→ **WRITTEN INSTRUCTION**
In the copy, keep every record exact and leave out all images.

Stored records:
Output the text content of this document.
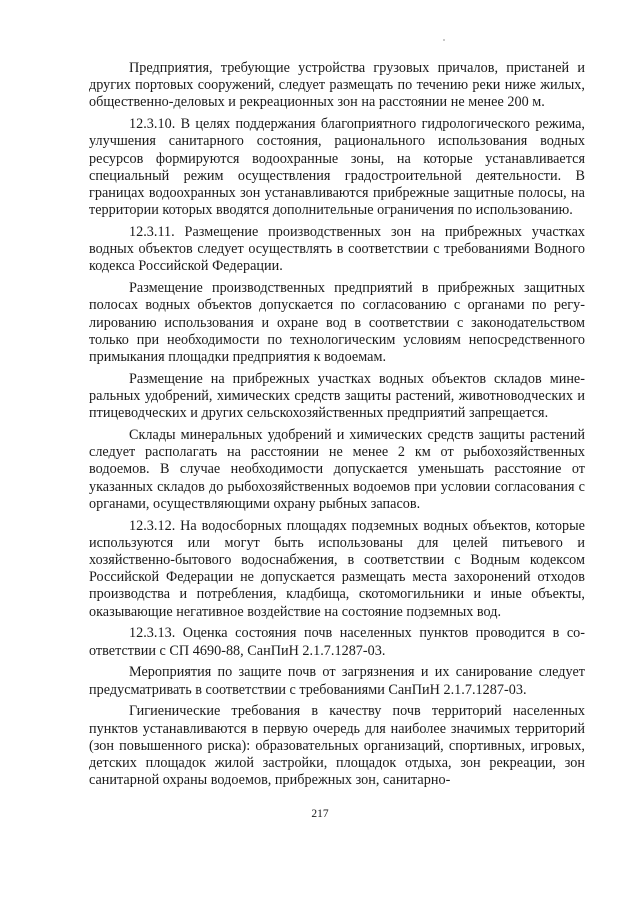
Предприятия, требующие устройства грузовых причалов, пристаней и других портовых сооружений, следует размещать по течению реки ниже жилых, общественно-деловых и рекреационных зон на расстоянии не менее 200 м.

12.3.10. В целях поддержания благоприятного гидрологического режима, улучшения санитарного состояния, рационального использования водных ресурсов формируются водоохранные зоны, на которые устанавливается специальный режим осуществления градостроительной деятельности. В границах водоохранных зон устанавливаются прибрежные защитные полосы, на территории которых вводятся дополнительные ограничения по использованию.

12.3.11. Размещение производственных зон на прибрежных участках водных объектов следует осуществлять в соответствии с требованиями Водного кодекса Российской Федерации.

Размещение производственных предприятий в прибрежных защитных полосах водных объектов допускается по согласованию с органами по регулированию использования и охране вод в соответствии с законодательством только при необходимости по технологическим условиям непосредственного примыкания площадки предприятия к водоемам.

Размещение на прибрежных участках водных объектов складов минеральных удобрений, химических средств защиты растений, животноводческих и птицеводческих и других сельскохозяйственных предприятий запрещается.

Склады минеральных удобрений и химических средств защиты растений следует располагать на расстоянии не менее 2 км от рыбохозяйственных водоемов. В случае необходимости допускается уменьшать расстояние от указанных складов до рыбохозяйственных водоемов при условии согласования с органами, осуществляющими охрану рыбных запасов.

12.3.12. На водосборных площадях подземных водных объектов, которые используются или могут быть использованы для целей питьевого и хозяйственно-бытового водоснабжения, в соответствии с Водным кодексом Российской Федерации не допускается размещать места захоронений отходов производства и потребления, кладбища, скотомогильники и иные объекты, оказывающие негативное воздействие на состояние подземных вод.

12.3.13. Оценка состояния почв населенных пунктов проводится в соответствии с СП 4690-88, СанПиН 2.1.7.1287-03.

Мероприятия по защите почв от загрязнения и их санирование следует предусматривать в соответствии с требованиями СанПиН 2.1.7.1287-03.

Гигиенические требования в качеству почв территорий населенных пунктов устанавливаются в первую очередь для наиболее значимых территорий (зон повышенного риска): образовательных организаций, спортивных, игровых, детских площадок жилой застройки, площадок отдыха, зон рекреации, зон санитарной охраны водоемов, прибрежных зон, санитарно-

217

→ **COMPLETE ANSWER**
Output the text content of this document.
Предприятия, требующие устройства грузовых причалов, пристаней и других портовых сооружений, следует размещать по течению реки ниже жилых, общественно-деловых и рекреационных зон на расстоянии не менее 200 м.

12.3.10. В целях поддержания благоприятного гидрологического режима, улучшения санитарного состояния, рационального использования водных ресурсов формируются водоохранные зоны, на которые устанавливается специальный режим осуществления градостроительной деятельности. В границах водоохранных зон устанавливаются прибрежные защитные полосы, на территории которых вводятся дополнительные ограничения по использованию.

12.3.11. Размещение производственных зон на прибрежных участках водных объектов следует осуществлять в соответствии с требованиями Водного кодекса Российской Федерации.

Размещение производственных предприятий в прибрежных защитных полосах водных объектов допускается по согласованию с органами по регулированию использования и охране вод в соответствии с законодательством только при необходимости по технологическим условиям непосредственного примыкания площадки предприятия к водоемам.

Размещение на прибрежных участках водных объектов складов минеральных удобрений, химических средств защиты растений, животноводческих и птицеводческих и других сельскохозяйственных предприятий запрещается.

Склады минеральных удобрений и химических средств защиты растений следует располагать на расстоянии не менее 2 км от рыбохозяйственных водоемов. В случае необходимости допускается уменьшать расстояние от указанных складов до рыбохозяйственных водоемов при условии согласования с органами, осуществляющими охрану рыбных запасов.

12.3.12. На водосборных площадях подземных водных объектов, которые используются или могут быть использованы для целей питьевого и хозяйственно-бытового водоснабжения, в соответствии с Водным кодексом Российской Федерации не допускается размещать места захоронений отходов производства и потребления, кладбища, скотомогильники и иные объекты, оказывающие негативное воздействие на состояние подземных вод.

12.3.13. Оценка состояния почв населенных пунктов проводится в соответствии с СП 4690-88, СанПиН 2.1.7.1287-03.

Мероприятия по защите почв от загрязнения и их санирование следует предусматривать в соответствии с требованиями СанПиН 2.1.7.1287-03.

Гигиенические требования в качеству почв территорий населенных пунктов устанавливаются в первую очередь для наиболее значимых территорий (зон повышенного риска): образовательных организаций, спортивных, игровых, детских площадок жилой застройки, площадок отдыха, зон рекреации, зон санитарной охраны водоемов, прибрежных зон, санитарно-

217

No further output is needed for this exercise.